» **ASSIGNED TASK 1**: Print the passage from the forum thread about living with a partner, from "Butchyrestingface · 27/10/2019" to "our own space.".
» **ASSIGNED TASK 2**: In the forum thread about living with a partner, how long does AnnaNimmity say she and her DP have been together?
» **ASSIGNED TASK 3**: Pick up the forum thread about living with a partner after its final sentence and keep it going.

[SELECTED PASSAGE Boundary: Start]

I think it definitely can work, but only if both parties are happy with it. If one party wants to live with the other, it's just going to breed resentment in the long run.

AnnaNimmity · 27/10/2019 17:47

I'm in the same position OP and DP and I have been talking about it. We've only been together a year too (although went out before that) so I think it's still early days.

Like you, I like my own space, and I can't imagine sharing my home again. When we talked about it, my DP admitted he liked his space too. So we've parked it for a while. I also have children and I really have doubts about moving anyone in while they're at home. It's their space and I don't want to make them feel uncomfortable.

So we're leaving it for a while.

Sorry no real answer- but you've only been seeing him a year and I think it takes a lot longer than that to really know a person.

Butchyrestingface · 27/10/2019 17:50

I would only live with someone again if one of us had a huge fucking Palais de Versailles house. Smile

AnnaNimmity · 27/10/2019 17:56

It is quite appealing to me that me and DP could pool our resources to buy a lovely house!

We'd need separate bedrooms and many living areas just so we have our own space.

[SELECTED PASSAGE Boundary: End]
[RECORDED DATA Boundary: Start]

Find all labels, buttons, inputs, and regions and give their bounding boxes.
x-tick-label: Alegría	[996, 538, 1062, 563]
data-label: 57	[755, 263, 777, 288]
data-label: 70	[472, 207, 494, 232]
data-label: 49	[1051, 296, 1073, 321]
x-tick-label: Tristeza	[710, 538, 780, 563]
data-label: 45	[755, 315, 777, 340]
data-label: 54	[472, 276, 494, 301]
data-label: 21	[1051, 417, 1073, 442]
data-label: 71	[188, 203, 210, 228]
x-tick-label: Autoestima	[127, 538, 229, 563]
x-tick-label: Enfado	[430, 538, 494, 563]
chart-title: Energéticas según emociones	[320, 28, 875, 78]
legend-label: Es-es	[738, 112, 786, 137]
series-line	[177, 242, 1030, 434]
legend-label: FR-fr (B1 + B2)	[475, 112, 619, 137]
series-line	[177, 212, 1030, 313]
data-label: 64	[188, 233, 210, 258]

[RECORDED DATA Boundary: End]

» **EXERCISE RESPONSE 1**:
Butchyrestingface · 27/10/2019 17:50

I would only live with someone again if one of us had a huge fucking Palais de Versailles house. Smile

AnnaNimmity · 27/10/2019 17:56

It is quite appealing to me that me and DP could pool our resources to buy a lovely house!

We'd need separate bedrooms and many living areas just so we have our own space.

» **EXERCISE RESPONSE 2**: A year, although they went out before that.

» **EXERCISE RESPONSE 3**:
AngryFeminist · 27/10/2019 18:02

My idol is my mate's mum, who has a long term partner (20 yearsish) and a big old tumbledown house exactly as she wants it. Partner comes over to stay a few nights a week, they have breaks away together and then they retreat to their own space whenever they need. If I ever split up from dh I woyld have this exact setup!

thepeopleversuswork · 27/10/2019 18:05

AnnaNimmity totally agree. Moving in is totally off the cards for the foreseeable anyway -- would only happen if/when DD was totally comfortable with it and I can't see that even coming up for discussion at least another year if at all.

It's more that fundamental question about whether living together is the best way for couples to be together. Increasingly I feel it is the way forward for me but there's so much pressure on a couple to move towards cohabitation its sometimes hard to pick what you really want from what society tells you you ought to want.